In the copy, include every entry exactly but none of the pictures.

──────────────────────────────

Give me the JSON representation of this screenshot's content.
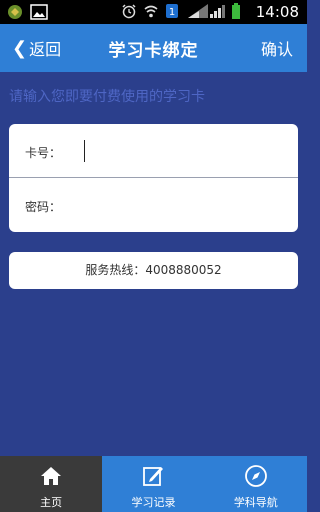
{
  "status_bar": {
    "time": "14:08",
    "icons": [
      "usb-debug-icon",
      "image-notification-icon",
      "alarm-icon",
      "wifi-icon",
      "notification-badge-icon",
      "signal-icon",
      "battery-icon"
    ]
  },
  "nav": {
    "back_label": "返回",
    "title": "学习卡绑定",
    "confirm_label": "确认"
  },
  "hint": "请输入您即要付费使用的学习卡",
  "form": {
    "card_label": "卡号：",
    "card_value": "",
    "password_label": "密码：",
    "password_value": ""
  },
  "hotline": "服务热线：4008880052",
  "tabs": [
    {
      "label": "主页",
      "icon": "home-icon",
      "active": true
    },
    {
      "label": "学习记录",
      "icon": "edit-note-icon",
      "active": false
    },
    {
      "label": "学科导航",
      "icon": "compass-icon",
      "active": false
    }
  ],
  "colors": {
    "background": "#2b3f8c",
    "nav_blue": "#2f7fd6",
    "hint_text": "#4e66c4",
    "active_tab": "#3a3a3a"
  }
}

──────────────────────────────

SOLUTION FOR THIS EXERCISE:
Give me the JSON representation of this screenshot's content.
{
  "status_bar": {
    "time": "14:08",
    "icons": [
      "usb-debug-icon",
      "image-notification-icon",
      "alarm-icon",
      "wifi-icon",
      "notification-badge-icon",
      "signal-icon",
      "battery-icon"
    ]
  },
  "nav": {
    "back_label": "返回",
    "title": "学习卡绑定",
    "confirm_label": "确认"
  },
  "hint": "请输入您即要付费使用的学习卡",
  "form": {
    "card_label": "卡号：",
    "card_value": "",
    "password_label": "密码：",
    "password_value": ""
  },
  "hotline": "服务热线：4008880052",
  "tabs": [
    {
      "label": "主页",
      "icon": "home-icon",
      "active": true
    },
    {
      "label": "学习记录",
      "icon": "edit-note-icon",
      "active": false
    },
    {
      "label": "学科导航",
      "icon": "compass-icon",
      "active": false
    }
  ],
  "colors": {
    "background": "#2b3f8c",
    "nav_blue": "#2f7fd6",
    "hint_text": "#4e66c4",
    "active_tab": "#3a3a3a"
  }
}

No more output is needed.